--- Begin ---

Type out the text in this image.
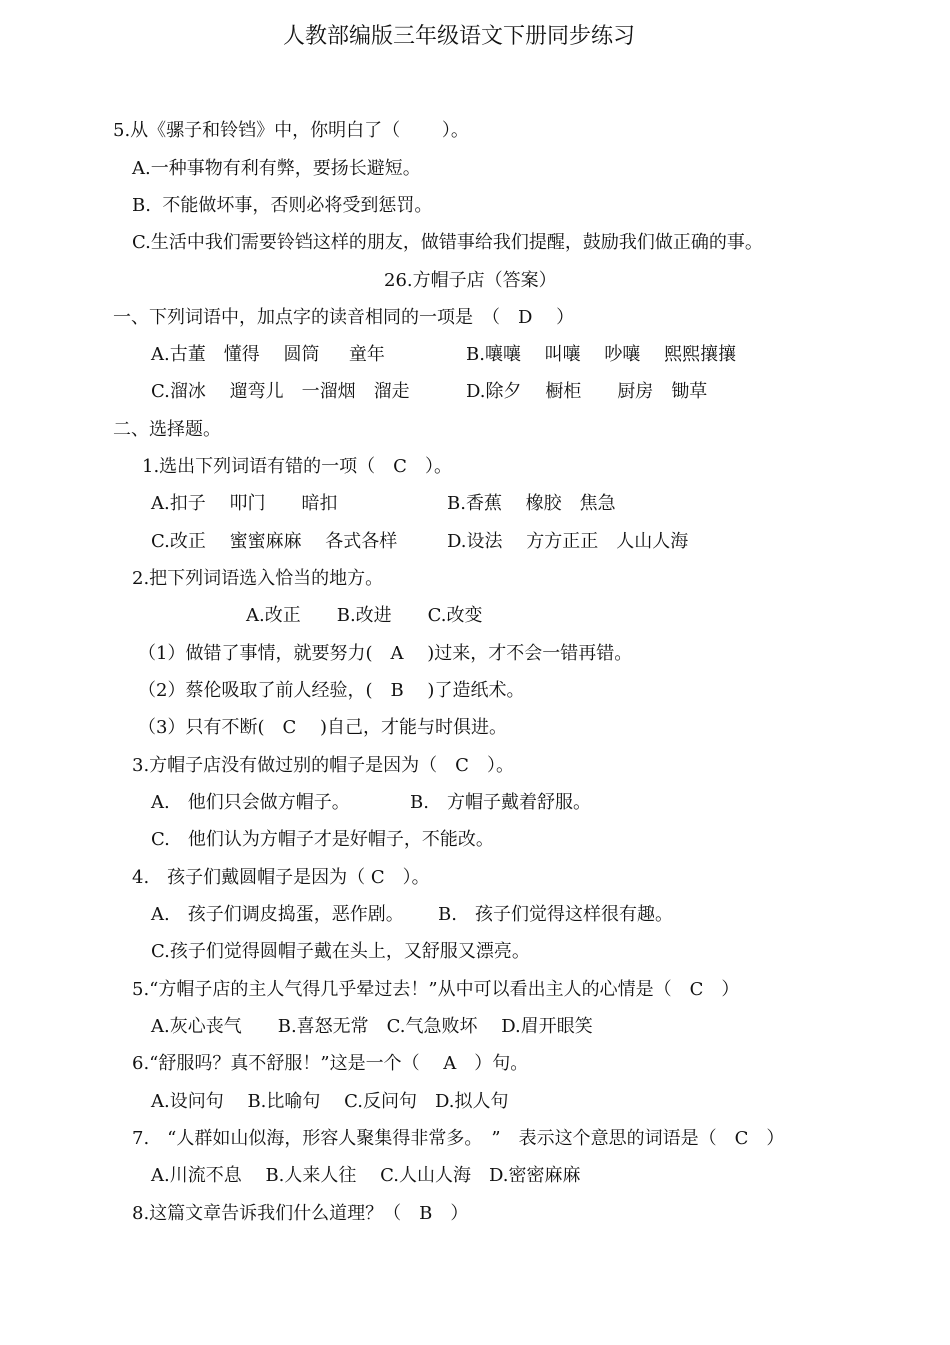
人教部编版三年级语文下册同步练习
5.从《骡子和铃铛》中，你明白了（　　 ）。
A.一种事物有利有弊，要扬长避短。
B.  不能做坏事，否则必将受到惩罚。
C.生活中我们需要铃铛这样的朋友，做错事给我们提醒，鼓励我们做正确的事。
26.方帽子店（答案）
一、下列词语中，加点字的读音相同的一项是　（　D　 ）
A.古董　懂得　 圆筒　  童年	B.嚷嚷　 叫嚷　 吵嚷　 熙熙攘攘
C.溜冰　 遛弯儿　一溜烟　溜走	D.除夕　 橱柜　　厨房　锄草
二、选择题。
1.选出下列词语有错的一项（　C　）。
A.扣子　 叩门　　暗扣	B.香蕉　 橡胶　焦急
C.改正　 蜜蜜麻麻　 各式各样	D.设法　 方方正正　人山人海
2.把下列词语选入恰当的地方。
A.改正　　B.改进　　C.改变
（1）做错了事情，就要努力(　A　 )过来，才不会一错再错。
（2）蔡伦吸取了前人经验，(　B　 )了造纸术。
（3）只有不断(　C　 )自己，才能与时俱进。
3.方帽子店没有做过别的帽子是因为（　C　）。
A.　他们只会做方帽子。	B.　方帽子戴着舒服。
C.　他们认为方帽子才是好帽子，不能改。
4.　孩子们戴圆帽子是因为（ C　）。
A.　孩子们调皮捣蛋，恶作剧。 B.　孩子们觉得这样很有趣。
C.孩子们觉得圆帽子戴在头上，又舒服又漂亮。
5.“方帽子店的主人气得几乎晕过去！”从中可以看出主人的心情是（　C　）
A.灰心丧气　　B.喜怒无常　C.气急败坏　 D.眉开眼笑
6.“舒服吗？真不舒服！”这是一个（　 A　）句。
A.设问句　 B.比喻句　 C.反问句　D.拟人句
7.　“人群如山似海，形容人聚集得非常多。　”　表示这个意思的词语是（　C　）
A.川流不息　 B.人来人往　 C.人山人海　D.密密麻麻
8.这篇文章告诉我们什么道理？（　B　）
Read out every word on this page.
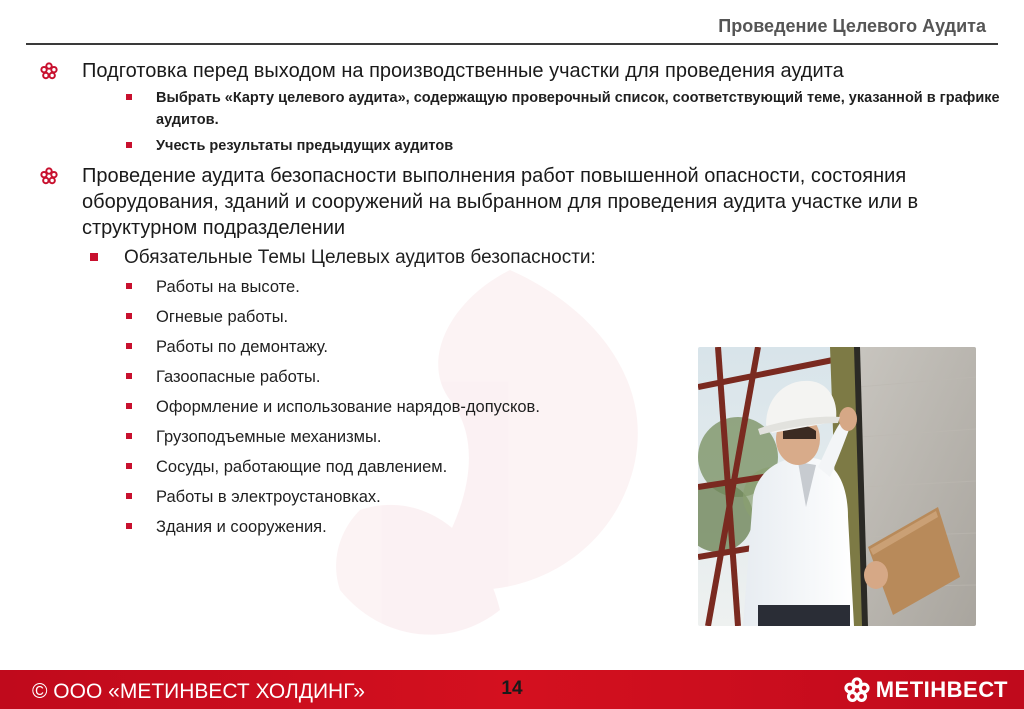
Проведение Целевого Аудита
Подготовка перед выходом на производственные участки для проведения аудита
Выбрать «Карту целевого аудита», содержащую проверочный список, соответствующий теме, указанной в графике аудитов.
Учесть результаты предыдущих аудитов
Проведение аудита безопасности выполнения работ повышенной опасности, состояния оборудования, зданий и сооружений на выбранном для проведения аудита участке или в структурном подразделении
Обязательные Темы Целевых аудитов безопасности:
Работы на высоте.
Огневые работы.
Работы по демонтажу.
Газоопасные работы.
Оформление и использование нарядов-допусков.
Грузоподъемные механизмы.
Сосуды, работающие под давлением.
Работы в электроустановках.
Здания и сооружения.
© ООО «МЕТИНВЕСТ ХОЛДИНГ»	14	МЕТІНВЕСТ
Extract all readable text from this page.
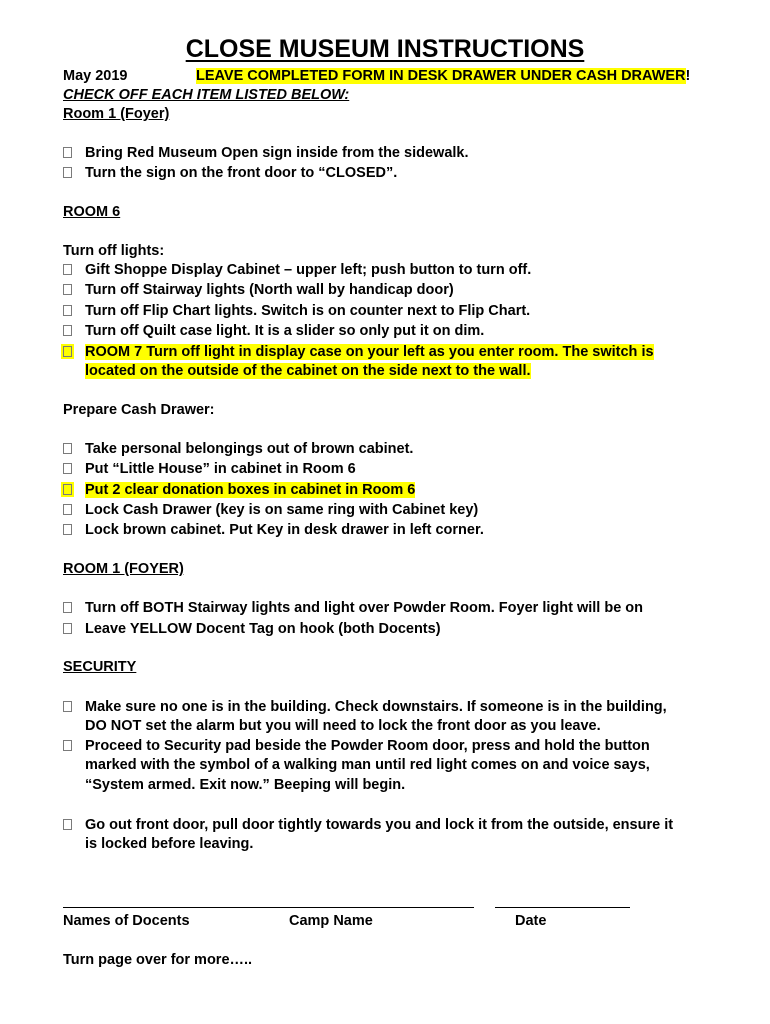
CLOSE MUSEUM INSTRUCTIONS
May 2019	LEAVE COMPLETED FORM IN DESK DRAWER UNDER CASH DRAWER!
CHECK OFF EACH ITEM LISTED BELOW:
Room 1 (Foyer)
Bring Red Museum Open sign inside from the sidewalk.
Turn the sign on the front door to “CLOSED”.
ROOM 6
Turn off lights:
Gift Shoppe Display Cabinet – upper left; push button to turn off.
Turn off Stairway lights (North wall by handicap door)
Turn off Flip Chart lights. Switch is on counter next to Flip Chart.
Turn off Quilt case light. It is a slider so only put it on dim.
ROOM 7 Turn off light in display case on your left as you enter room. The switch is
located on the outside of the cabinet on the side next to the wall.
Prepare Cash Drawer:
Take personal belongings out of brown cabinet.
Put “Little House” in cabinet in Room 6
Put 2 clear donation boxes in cabinet in Room 6
Lock Cash Drawer (key is on same ring with Cabinet key)
Lock brown cabinet. Put Key in desk drawer in left corner.
ROOM 1 (FOYER)
Turn off BOTH Stairway lights and light over Powder Room. Foyer light will be on
Leave YELLOW Docent Tag on hook (both Docents)
SECURITY
Make sure no one is in the building. Check downstairs. If someone is in the building,
DO NOT set the alarm but you will need to lock the front door as you leave.
Proceed to Security pad beside the Powder Room door, press and hold the button
marked with the symbol of a walking man until red light comes on and voice says,
“System armed. Exit now.” Beeping will begin.
Go out front door, pull door tightly towards you and lock it from the outside, ensure it
is locked before leaving.
Names of Docents	Camp Name	Date
Turn page over for more…..
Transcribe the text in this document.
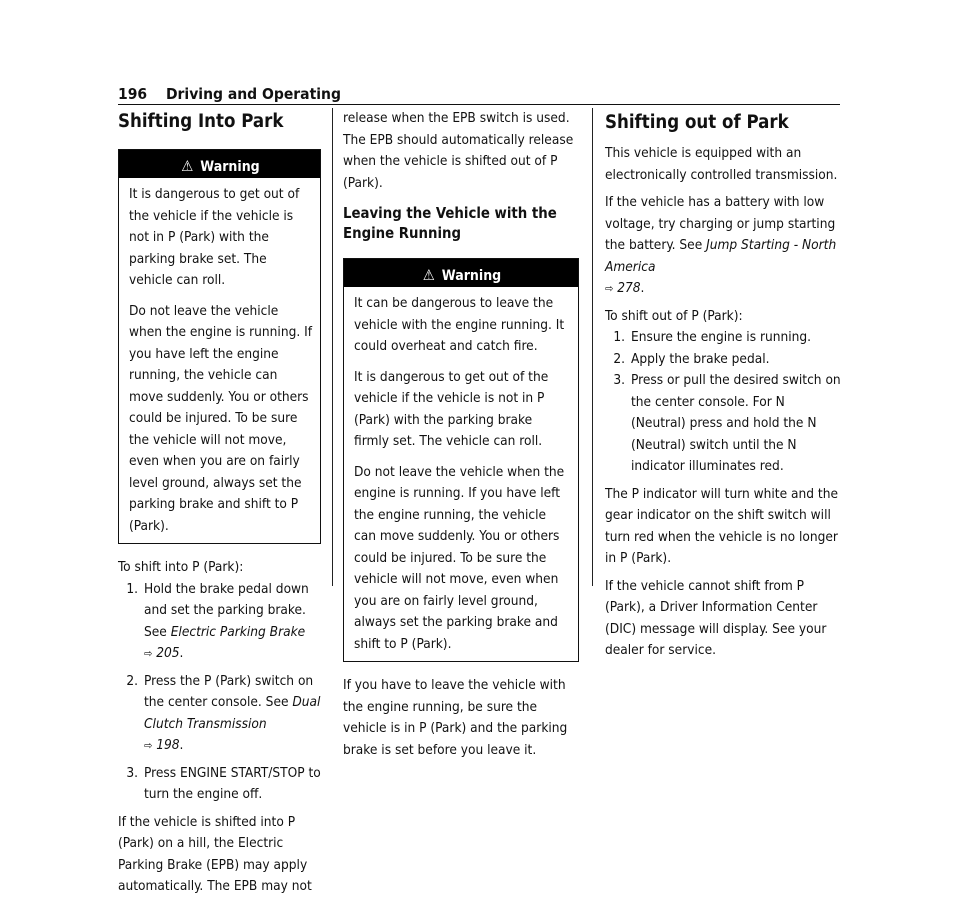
196 Driving and Operating
Shifting Into Park
⚠ Warning

It is dangerous to get out of the vehicle if the vehicle is not in P (Park) with the parking brake set. The vehicle can roll.

Do not leave the vehicle when the engine is running. If you have left the engine running, the vehicle can move suddenly. You or others could be injured. To be sure the vehicle will not move, even when you are on fairly level ground, always set the parking brake and shift to P (Park).

To shift into P (Park):

1. Hold the brake pedal down and set the parking brake. See Electric Parking Brake
⇨ 205.
2. Press the P (Park) switch on the center console. See Dual Clutch Transmission
⇨ 198.
3. Press ENGINE START/STOP to turn the engine off.

If the vehicle is shifted into P (Park) on a hill, the Electric Parking Brake (EPB) may apply automatically. The EPB may not

release when the EPB switch is used. The EPB should automatically release when the vehicle is shifted out of P (Park).

Leaving the Vehicle with the Engine Running
⚠ Warning

It can be dangerous to leave the vehicle with the engine running. It could overheat and catch fire.

It is dangerous to get out of the vehicle if the vehicle is not in P (Park) with the parking brake firmly set. The vehicle can roll.

Do not leave the vehicle when the engine is running. If you have left the engine running, the vehicle can move suddenly. You or others could be injured. To be sure the vehicle will not move, even when you are on fairly level ground, always set the parking brake and shift to P (Park).

If you have to leave the vehicle with the engine running, be sure the vehicle is in P (Park) and the parking brake is set before you leave it.

Shifting out of Park

This vehicle is equipped with an electronically controlled transmission.

If the vehicle has a battery with low voltage, try charging or jump starting the battery. See Jump Starting - North America
⇨ 278.

To shift out of P (Park):

1. Ensure the engine is running.
2. Apply the brake pedal.
3. Press or pull the desired switch on the center console. For N (Neutral) press and hold the N (Neutral) switch until the N indicator illuminates red.

The P indicator will turn white and the gear indicator on the shift switch will turn red when the vehicle is no longer in P (Park).

If the vehicle cannot shift from P (Park), a Driver Information Center (DIC) message will display. See your dealer for service.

--- End ---

- [Requirements]: Spot every line that holds "automatically" and copy it.

- [Answer]:
If the vehicle is shifted into P (Park) on a hill, the Electric Parking Brake (EPB) may apply automatically. The EPB may not
release when the EPB switch is used. The EPB should automatically release when the vehicle is shifted out of P (Park).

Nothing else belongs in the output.